**What to produce:**
Narrow the data below down to the lines containing "badania".

[Data entries]
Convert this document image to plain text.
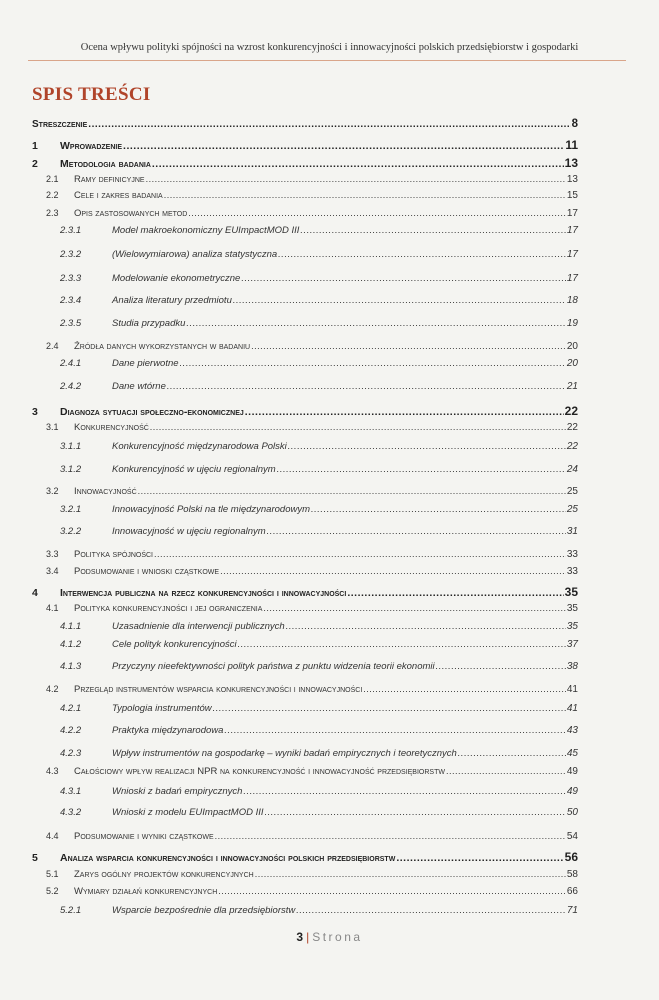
Ocena wpływu polityki spójności na wzrost konkurencyjności i innowacyjności polskich przedsiębiorstw i gospodarki
SPIS TREŚCI
Streszczenie .....	8
1	Wprowadzenie .....	11
2	Metodologia badania .....	13
2.1	Ramy definicyjne .....	13
2.2	Cele i zakres badania .....	15
2.3	Opis zastosowanych metod .....	17
2.3.1	Model makroekonomiczny EUImpactMOD III .....	17
2.3.2	(Wielowymiarowa) analiza statystyczna .....	17
2.3.3	Modelowanie ekonometryczne .....	17
2.3.4	Analiza literatury przedmiotu .....	18
2.3.5	Studia przypadku .....	19
2.4	Źródła danych wykorzystanych w badaniu .....	20
2.4.1	Dane pierwotne .....	20
2.4.2	Dane wtórne .....	21
3	Diagnoza sytuacji społeczno-ekonomicznej .....	22
3.1	Konkurencyjność .....	22
3.1.1	Konkurencyjność międzynarodowa Polski .....	22
3.1.2	Konkurencyjność w ujęciu regionalnym .....	24
3.2	Innowacyjność .....	25
3.2.1	Innowacyjność Polski na tle międzynarodowym .....	25
3.2.2	Innowacyjność w ujęciu regionalnym .....	31
3.3	Polityka spójności .....	33
3.4	Podsumowanie i wnioski cząstkowe .....	33
4	Interwencja publiczna na rzecz konkurencyjności i innowacyjności .....	35
4.1	Polityka konkurencyjności i jej ograniczenia .....	35
4.1.1	Uzasadnienie dla interwencji publicznych .....	35
4.1.2	Cele polityk konkurencyjności .....	37
4.1.3	Przyczyny nieefektywności polityk państwa z punktu widzenia teorii ekonomii .....	38
4.2	Przegląd instrumentów wsparcia konkurencyjności i innowacyjności .....	41
4.2.1	Typologia instrumentów .....	41
4.2.2	Praktyka międzynarodowa .....	43
4.2.3	Wpływ instrumentów na gospodarkę – wyniki badań empirycznych i teoretycznych .....	45
4.3	Całościowy wpływ realizacji NPR na konkurencyjność i innowacyjność przedsiębiorstw .....	49
4.3.1	Wnioski z badań empirycznych .....	49
4.3.2	Wnioski z modelu EUImpactMOD III .....	50
4.4	Podsumowanie i wyniki cząstkowe .....	54
5	Analiza wsparcia konkurencyjności i innowacyjności polskich przedsiębiorstw .....	56
5.1	Zarys ogólny projektów konkurencyjnych .....	58
5.2	Wymiary działań konkurencyjnych .....	66
5.2.1	Wsparcie bezpośrednie dla przedsiębiorstw .....	71
3 | Strona
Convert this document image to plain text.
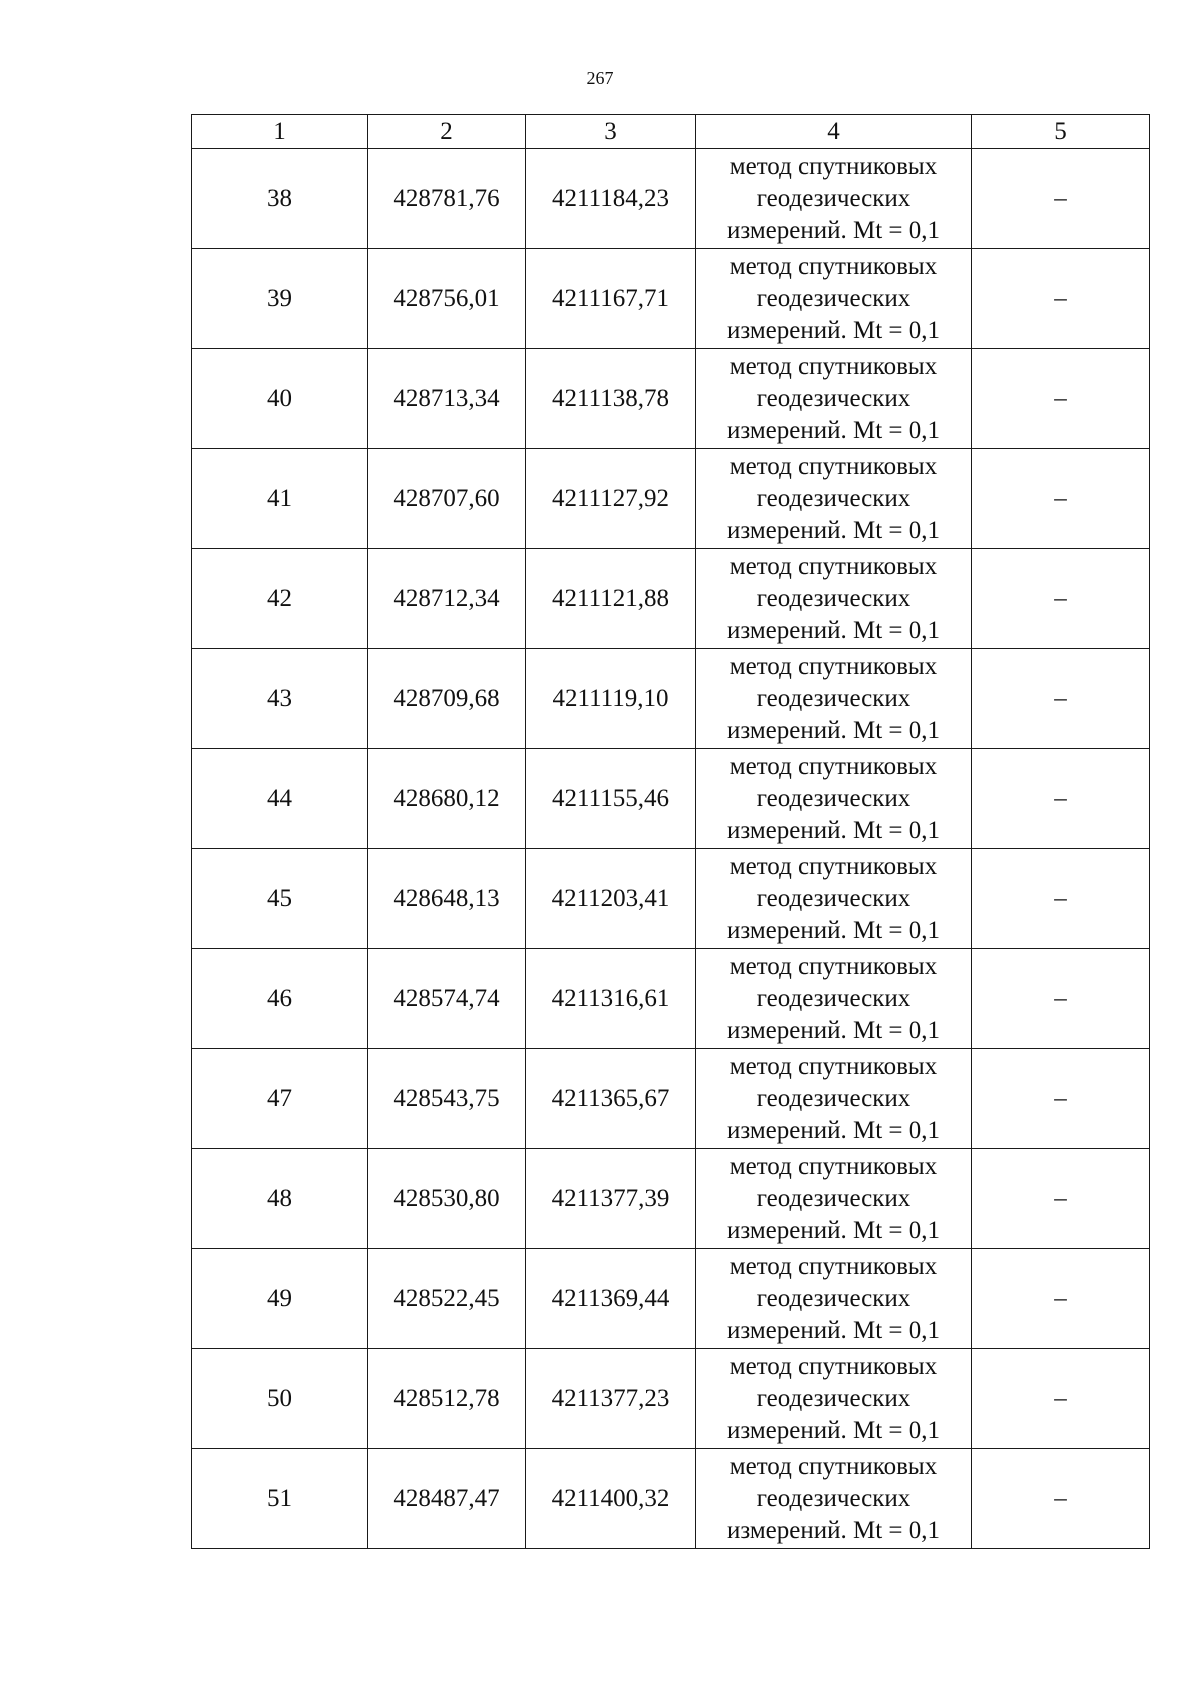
267
1	2	3	4	5
38	428781,76	4211184,23	метод спутниковых
геодезических
измерений. Mt = 0,1	–
39	428756,01	4211167,71	метод спутниковых
геодезических
измерений. Mt = 0,1	–
40	428713,34	4211138,78	метод спутниковых
геодезических
измерений. Mt = 0,1	–
41	428707,60	4211127,92	метод спутниковых
геодезических
измерений. Mt = 0,1	–
42	428712,34	4211121,88	метод спутниковых
геодезических
измерений. Mt = 0,1	–
43	428709,68	4211119,10	метод спутниковых
геодезических
измерений. Mt = 0,1	–
44	428680,12	4211155,46	метод спутниковых
геодезических
измерений. Mt = 0,1	–
45	428648,13	4211203,41	метод спутниковых
геодезических
измерений. Mt = 0,1	–
46	428574,74	4211316,61	метод спутниковых
геодезических
измерений. Mt = 0,1	–
47	428543,75	4211365,67	метод спутниковых
геодезических
измерений. Mt = 0,1	–
48	428530,80	4211377,39	метод спутниковых
геодезических
измерений. Mt = 0,1	–
49	428522,45	4211369,44	метод спутниковых
геодезических
измерений. Mt = 0,1	–
50	428512,78	4211377,23	метод спутниковых
геодезических
измерений. Mt = 0,1	–
51	428487,47	4211400,32	метод спутниковых
геодезических
измерений. Mt = 0,1	–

**Exercise response:**
2	Metodologia badania .....	13
2.2	Cele i zakres badania .....	15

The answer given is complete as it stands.